Problem statement ->
Write out all the data again, exactly as it stands.

Provided data ->
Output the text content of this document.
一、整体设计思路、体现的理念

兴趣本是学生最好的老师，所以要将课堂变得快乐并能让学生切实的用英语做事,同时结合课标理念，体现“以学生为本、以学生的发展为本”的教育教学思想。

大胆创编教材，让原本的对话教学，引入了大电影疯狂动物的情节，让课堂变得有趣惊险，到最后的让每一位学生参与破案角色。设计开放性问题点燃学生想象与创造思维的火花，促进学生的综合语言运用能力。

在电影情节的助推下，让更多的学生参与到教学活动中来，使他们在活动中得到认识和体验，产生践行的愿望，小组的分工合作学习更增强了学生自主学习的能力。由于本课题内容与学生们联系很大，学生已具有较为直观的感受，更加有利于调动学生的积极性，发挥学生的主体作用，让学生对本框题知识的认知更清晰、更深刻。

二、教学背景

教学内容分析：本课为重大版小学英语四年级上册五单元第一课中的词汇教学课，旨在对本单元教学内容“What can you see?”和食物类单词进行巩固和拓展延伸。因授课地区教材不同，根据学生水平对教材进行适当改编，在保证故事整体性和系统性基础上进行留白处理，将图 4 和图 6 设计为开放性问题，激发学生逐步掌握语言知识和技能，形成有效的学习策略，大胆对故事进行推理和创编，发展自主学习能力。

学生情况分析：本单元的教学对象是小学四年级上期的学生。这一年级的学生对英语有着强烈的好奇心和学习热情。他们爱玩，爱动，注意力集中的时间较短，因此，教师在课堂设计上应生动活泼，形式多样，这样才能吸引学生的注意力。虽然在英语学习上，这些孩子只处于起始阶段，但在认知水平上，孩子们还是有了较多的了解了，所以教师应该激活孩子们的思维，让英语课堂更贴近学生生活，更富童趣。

Task output ->
Output the text content of this document.
一、整体设计思路、体现的理念

兴趣本是学生最好的老师，所以要将课堂变得快乐并能让学生切实的用英语做事,同时结合课标理念，体现“以学生为本、以学生的发展为本”的教育教学思想。

大胆创编教材，让原本的对话教学，引入了大电影疯狂动物的情节，让课堂变得有趣惊险，到最后的让每一位学生参与破案角色。设计开放性问题点燃学生想象与创造思维的火花，促进学生的综合语言运用能力。

在电影情节的助推下，让更多的学生参与到教学活动中来，使他们在活动中得到认识和体验，产生践行的愿望，小组的分工合作学习更增强了学生自主学习的能力。由于本课题内容与学生们联系很大，学生已具有较为直观的感受，更加有利于调动学生的积极性，发挥学生的主体作用，让学生对本框题知识的认知更清晰、更深刻。

二、教学背景

教学内容分析：本课为重大版小学英语四年级上册五单元第一课中的词汇教学课，旨在对本单元教学内容“What can you see?”和食物类单词进行巩固和拓展延伸。因授课地区教材不同，根据学生水平对教材进行适当改编，在保证故事整体性和系统性基础上进行留白处理，将图 4 和图 6 设计为开放性问题，激发学生逐步掌握语言知识和技能，形成有效的学习策略，大胆对故事进行推理和创编，发展自主学习能力。

学生情况分析：本单元的教学对象是小学四年级上期的学生。这一年级的学生对英语有着强烈的好奇心和学习热情。他们爱玩，爱动，注意力集中的时间较短，因此，教师在课堂设计上应生动活泼，形式多样，这样才能吸引学生的注意力。虽然在英语学习上，这些孩子只处于起始阶段，但在认知水平上，孩子们还是有了较多的了解了，所以教师应该激活孩子们的思维，让英语课堂更贴近学生生活，更富童趣。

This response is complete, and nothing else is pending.